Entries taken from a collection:
● ● ● ● ● ● ●

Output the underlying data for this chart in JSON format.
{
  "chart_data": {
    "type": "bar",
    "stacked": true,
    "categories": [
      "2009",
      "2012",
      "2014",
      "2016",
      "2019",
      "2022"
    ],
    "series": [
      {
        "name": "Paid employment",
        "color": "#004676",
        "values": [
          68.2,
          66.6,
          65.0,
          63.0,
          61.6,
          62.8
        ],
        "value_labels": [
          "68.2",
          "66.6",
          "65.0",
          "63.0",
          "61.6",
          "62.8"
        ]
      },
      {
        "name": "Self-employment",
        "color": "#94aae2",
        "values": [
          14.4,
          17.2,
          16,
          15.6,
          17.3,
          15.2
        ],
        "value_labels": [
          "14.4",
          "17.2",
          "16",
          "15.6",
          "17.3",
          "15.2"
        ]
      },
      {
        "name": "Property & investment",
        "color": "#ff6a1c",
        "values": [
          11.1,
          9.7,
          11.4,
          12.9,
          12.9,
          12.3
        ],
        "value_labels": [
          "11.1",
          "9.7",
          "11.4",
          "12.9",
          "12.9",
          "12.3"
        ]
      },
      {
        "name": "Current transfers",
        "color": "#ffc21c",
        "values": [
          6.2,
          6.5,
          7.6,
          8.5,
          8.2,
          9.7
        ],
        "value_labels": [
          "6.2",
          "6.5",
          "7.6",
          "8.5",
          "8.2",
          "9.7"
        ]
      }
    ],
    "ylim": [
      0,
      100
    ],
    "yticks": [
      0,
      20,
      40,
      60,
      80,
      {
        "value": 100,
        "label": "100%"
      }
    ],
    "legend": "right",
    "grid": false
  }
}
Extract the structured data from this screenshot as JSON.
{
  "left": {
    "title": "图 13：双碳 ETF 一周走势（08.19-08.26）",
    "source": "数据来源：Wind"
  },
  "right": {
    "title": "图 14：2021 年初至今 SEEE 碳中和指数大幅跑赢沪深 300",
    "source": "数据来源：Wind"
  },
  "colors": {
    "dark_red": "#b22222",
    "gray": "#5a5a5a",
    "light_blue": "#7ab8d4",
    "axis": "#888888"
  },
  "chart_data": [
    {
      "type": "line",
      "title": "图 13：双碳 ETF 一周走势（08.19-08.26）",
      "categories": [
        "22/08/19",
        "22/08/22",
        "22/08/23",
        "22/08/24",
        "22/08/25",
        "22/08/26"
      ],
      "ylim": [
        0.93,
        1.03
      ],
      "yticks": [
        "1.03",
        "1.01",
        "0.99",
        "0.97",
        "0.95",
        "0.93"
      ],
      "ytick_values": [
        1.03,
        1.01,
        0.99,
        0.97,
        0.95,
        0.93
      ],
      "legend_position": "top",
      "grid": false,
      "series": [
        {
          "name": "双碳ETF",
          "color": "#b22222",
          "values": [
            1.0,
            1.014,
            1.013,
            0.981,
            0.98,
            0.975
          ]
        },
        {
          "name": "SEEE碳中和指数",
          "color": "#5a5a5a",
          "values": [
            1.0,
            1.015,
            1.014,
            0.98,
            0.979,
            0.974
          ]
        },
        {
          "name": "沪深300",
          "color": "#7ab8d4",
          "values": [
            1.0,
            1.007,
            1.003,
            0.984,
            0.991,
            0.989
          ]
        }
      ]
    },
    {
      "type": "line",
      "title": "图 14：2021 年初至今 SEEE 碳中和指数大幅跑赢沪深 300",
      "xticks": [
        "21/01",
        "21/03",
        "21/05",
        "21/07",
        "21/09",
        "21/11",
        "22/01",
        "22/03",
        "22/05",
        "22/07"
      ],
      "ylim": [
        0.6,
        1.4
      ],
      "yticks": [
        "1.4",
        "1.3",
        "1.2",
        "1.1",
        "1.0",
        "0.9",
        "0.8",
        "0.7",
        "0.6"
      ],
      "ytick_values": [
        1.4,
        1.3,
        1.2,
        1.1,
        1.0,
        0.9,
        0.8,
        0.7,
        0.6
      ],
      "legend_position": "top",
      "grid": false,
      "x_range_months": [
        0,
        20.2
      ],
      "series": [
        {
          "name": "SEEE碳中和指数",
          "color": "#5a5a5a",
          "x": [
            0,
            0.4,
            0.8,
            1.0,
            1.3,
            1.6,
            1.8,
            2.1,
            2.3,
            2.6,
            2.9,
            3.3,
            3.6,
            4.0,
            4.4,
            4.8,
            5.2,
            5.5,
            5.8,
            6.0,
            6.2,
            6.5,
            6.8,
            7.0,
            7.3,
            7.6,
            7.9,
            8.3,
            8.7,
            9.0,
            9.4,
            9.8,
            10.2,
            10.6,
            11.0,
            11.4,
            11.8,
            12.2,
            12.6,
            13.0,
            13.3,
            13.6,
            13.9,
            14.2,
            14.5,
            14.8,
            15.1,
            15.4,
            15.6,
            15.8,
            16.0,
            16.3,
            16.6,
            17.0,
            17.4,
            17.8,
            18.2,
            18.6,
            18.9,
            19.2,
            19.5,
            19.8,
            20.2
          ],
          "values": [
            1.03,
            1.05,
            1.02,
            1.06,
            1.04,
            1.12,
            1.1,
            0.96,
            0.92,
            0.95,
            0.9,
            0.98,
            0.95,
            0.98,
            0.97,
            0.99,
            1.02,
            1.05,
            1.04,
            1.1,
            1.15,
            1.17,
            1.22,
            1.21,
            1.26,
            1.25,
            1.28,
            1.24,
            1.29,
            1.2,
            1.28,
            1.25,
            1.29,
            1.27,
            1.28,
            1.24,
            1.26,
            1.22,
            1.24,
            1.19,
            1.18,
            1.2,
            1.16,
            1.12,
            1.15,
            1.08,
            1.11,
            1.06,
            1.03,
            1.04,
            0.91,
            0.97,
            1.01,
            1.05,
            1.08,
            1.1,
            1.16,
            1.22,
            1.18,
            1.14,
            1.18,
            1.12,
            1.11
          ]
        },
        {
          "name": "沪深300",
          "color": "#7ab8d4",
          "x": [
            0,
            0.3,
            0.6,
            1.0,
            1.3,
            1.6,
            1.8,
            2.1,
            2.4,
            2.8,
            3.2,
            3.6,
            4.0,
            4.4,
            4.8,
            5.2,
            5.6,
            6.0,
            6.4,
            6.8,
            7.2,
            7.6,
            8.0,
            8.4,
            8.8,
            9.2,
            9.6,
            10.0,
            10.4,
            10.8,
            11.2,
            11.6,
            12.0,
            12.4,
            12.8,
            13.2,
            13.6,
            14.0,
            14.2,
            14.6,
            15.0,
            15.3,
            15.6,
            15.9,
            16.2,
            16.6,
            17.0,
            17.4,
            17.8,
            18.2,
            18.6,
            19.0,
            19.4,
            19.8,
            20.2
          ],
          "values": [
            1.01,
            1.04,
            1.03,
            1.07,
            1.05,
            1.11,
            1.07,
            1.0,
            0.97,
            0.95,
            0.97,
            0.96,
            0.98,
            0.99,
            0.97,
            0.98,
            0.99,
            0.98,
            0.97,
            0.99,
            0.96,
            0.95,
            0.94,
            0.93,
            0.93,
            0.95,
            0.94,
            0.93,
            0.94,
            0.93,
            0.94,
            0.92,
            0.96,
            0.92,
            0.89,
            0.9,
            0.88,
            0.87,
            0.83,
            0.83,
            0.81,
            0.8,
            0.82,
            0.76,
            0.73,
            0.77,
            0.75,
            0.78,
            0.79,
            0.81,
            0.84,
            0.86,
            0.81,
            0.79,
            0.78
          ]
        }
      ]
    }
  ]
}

● ● ● ● ● ● ●

To do:
Word for word, quote all of the data above.

Response:
Output the underlying data for this chart in JSON format.
{
  "chart_data": {
    "type": "bar",
    "stacked": true,
    "categories": [
      "2009",
      "2012",
      "2014",
      "2016",
      "2019",
      "2022"
    ],
    "series": [
      {
        "name": "Paid employment",
        "color": "#004676",
        "values": [
          68.2,
          66.6,
          65.0,
          63.0,
          61.6,
          62.8
        ],
        "value_labels": [
          "68.2",
          "66.6",
          "65.0",
          "63.0",
          "61.6",
          "62.8"
        ]
      },
      {
        "name": "Self-employment",
        "color": "#94aae2",
        "values": [
          14.4,
          17.2,
          16,
          15.6,
          17.3,
          15.2
        ],
        "value_labels": [
          "14.4",
          "17.2",
          "16",
          "15.6",
          "17.3",
          "15.2"
        ]
      },
      {
        "name": "Property & investment",
        "color": "#ff6a1c",
        "values": [
          11.1,
          9.7,
          11.4,
          12.9,
          12.9,
          12.3
        ],
        "value_labels": [
          "11.1",
          "9.7",
          "11.4",
          "12.9",
          "12.9",
          "12.3"
        ]
      },
      {
        "name": "Current transfers",
        "color": "#ffc21c",
        "values": [
          6.2,
          6.5,
          7.6,
          8.5,
          8.2,
          9.7
        ],
        "value_labels": [
          "6.2",
          "6.5",
          "7.6",
          "8.5",
          "8.2",
          "9.7"
        ]
      }
    ],
    "ylim": [
      0,
      100
    ],
    "yticks": [
      0,
      20,
      40,
      60,
      80,
      {
        "value": 100,
        "label": "100%"
      }
    ],
    "legend": "right",
    "grid": false
  }
}
Extract the structured data from this screenshot as JSON.
{
  "left": {
    "title": "图 13：双碳 ETF 一周走势（08.19-08.26）",
    "source": "数据来源：Wind"
  },
  "right": {
    "title": "图 14：2021 年初至今 SEEE 碳中和指数大幅跑赢沪深 300",
    "source": "数据来源：Wind"
  },
  "colors": {
    "dark_red": "#b22222",
    "gray": "#5a5a5a",
    "light_blue": "#7ab8d4",
    "axis": "#888888"
  },
  "chart_data": [
    {
      "type": "line",
      "title": "图 13：双碳 ETF 一周走势（08.19-08.26）",
      "categories": [
        "22/08/19",
        "22/08/22",
        "22/08/23",
        "22/08/24",
        "22/08/25",
        "22/08/26"
      ],
      "ylim": [
        0.93,
        1.03
      ],
      "yticks": [
        "1.03",
        "1.01",
        "0.99",
        "0.97",
        "0.95",
        "0.93"
      ],
      "ytick_values": [
        1.03,
        1.01,
        0.99,
        0.97,
        0.95,
        0.93
      ],
      "legend_position": "top",
      "grid": false,
      "series": [
        {
          "name": "双碳ETF",
          "color": "#b22222",
          "values": [
            1.0,
            1.014,
            1.013,
            0.981,
            0.98,
            0.975
          ]
        },
        {
          "name": "SEEE碳中和指数",
          "color": "#5a5a5a",
          "values": [
            1.0,
            1.015,
            1.014,
            0.98,
            0.979,
            0.974
          ]
        },
        {
          "name": "沪深300",
          "color": "#7ab8d4",
          "values": [
            1.0,
            1.007,
            1.003,
            0.984,
            0.991,
            0.989
          ]
        }
      ]
    },
    {
      "type": "line",
      "title": "图 14：2021 年初至今 SEEE 碳中和指数大幅跑赢沪深 300",
      "xticks": [
        "21/01",
        "21/03",
        "21/05",
        "21/07",
        "21/09",
        "21/11",
        "22/01",
        "22/03",
        "22/05",
        "22/07"
      ],
      "ylim": [
        0.6,
        1.4
      ],
      "yticks": [
        "1.4",
        "1.3",
        "1.2",
        "1.1",
        "1.0",
        "0.9",
        "0.8",
        "0.7",
        "0.6"
      ],
      "ytick_values": [
        1.4,
        1.3,
        1.2,
        1.1,
        1.0,
        0.9,
        0.8,
        0.7,
        0.6
      ],
      "legend_position": "top",
      "grid": false,
      "x_range_months": [
        0,
        20.2
      ],
      "series": [
        {
          "name": "SEEE碳中和指数",
          "color": "#5a5a5a",
          "x": [
            0,
            0.4,
            0.8,
            1.0,
            1.3,
            1.6,
            1.8,
            2.1,
            2.3,
            2.6,
            2.9,
            3.3,
            3.6,
            4.0,
            4.4,
            4.8,
            5.2,
            5.5,
            5.8,
            6.0,
            6.2,
            6.5,
            6.8,
            7.0,
            7.3,
            7.6,
            7.9,
            8.3,
            8.7,
            9.0,
            9.4,
            9.8,
            10.2,
            10.6,
            11.0,
            11.4,
            11.8,
            12.2,
            12.6,
            13.0,
            13.3,
            13.6,
            13.9,
            14.2,
            14.5,
            14.8,
            15.1,
            15.4,
            15.6,
            15.8,
            16.0,
            16.3,
            16.6,
            17.0,
            17.4,
            17.8,
            18.2,
            18.6,
            18.9,
            19.2,
            19.5,
            19.8,
            20.2
          ],
          "values": [
            1.03,
            1.05,
            1.02,
            1.06,
            1.04,
            1.12,
            1.1,
            0.96,
            0.92,
            0.95,
            0.9,
            0.98,
            0.95,
            0.98,
            0.97,
            0.99,
            1.02,
            1.05,
            1.04,
            1.1,
            1.15,
            1.17,
            1.22,
            1.21,
            1.26,
            1.25,
            1.28,
            1.24,
            1.29,
            1.2,
            1.28,
            1.25,
            1.29,
            1.27,
            1.28,
            1.24,
            1.26,
            1.22,
            1.24,
            1.19,
            1.18,
            1.2,
            1.16,
            1.12,
            1.15,
            1.08,
            1.11,
            1.06,
            1.03,
            1.04,
            0.91,
            0.97,
            1.01,
            1.05,
            1.08,
            1.1,
            1.16,
            1.22,
            1.18,
            1.14,
            1.18,
            1.12,
            1.11
          ]
        },
        {
          "name": "沪深300",
          "color": "#7ab8d4",
          "x": [
            0,
            0.3,
            0.6,
            1.0,
            1.3,
            1.6,
            1.8,
            2.1,
            2.4,
            2.8,
            3.2,
            3.6,
            4.0,
            4.4,
            4.8,
            5.2,
            5.6,
            6.0,
            6.4,
            6.8,
            7.2,
            7.6,
            8.0,
            8.4,
            8.8,
            9.2,
            9.6,
            10.0,
            10.4,
            10.8,
            11.2,
            11.6,
            12.0,
            12.4,
            12.8,
            13.2,
            13.6,
            14.0,
            14.2,
            14.6,
            15.0,
            15.3,
            15.6,
            15.9,
            16.2,
            16.6,
            17.0,
            17.4,
            17.8,
            18.2,
            18.6,
            19.0,
            19.4,
            19.8,
            20.2
          ],
          "values": [
            1.01,
            1.04,
            1.03,
            1.07,
            1.05,
            1.11,
            1.07,
            1.0,
            0.97,
            0.95,
            0.97,
            0.96,
            0.98,
            0.99,
            0.97,
            0.98,
            0.99,
            0.98,
            0.97,
            0.99,
            0.96,
            0.95,
            0.94,
            0.93,
            0.93,
            0.95,
            0.94,
            0.93,
            0.94,
            0.93,
            0.94,
            0.92,
            0.96,
            0.92,
            0.89,
            0.9,
            0.88,
            0.87,
            0.83,
            0.83,
            0.81,
            0.8,
            0.82,
            0.76,
            0.73,
            0.77,
            0.75,
            0.78,
            0.79,
            0.81,
            0.84,
            0.86,
            0.81,
            0.79,
            0.78
          ]
        }
      ]
    }
  ]
}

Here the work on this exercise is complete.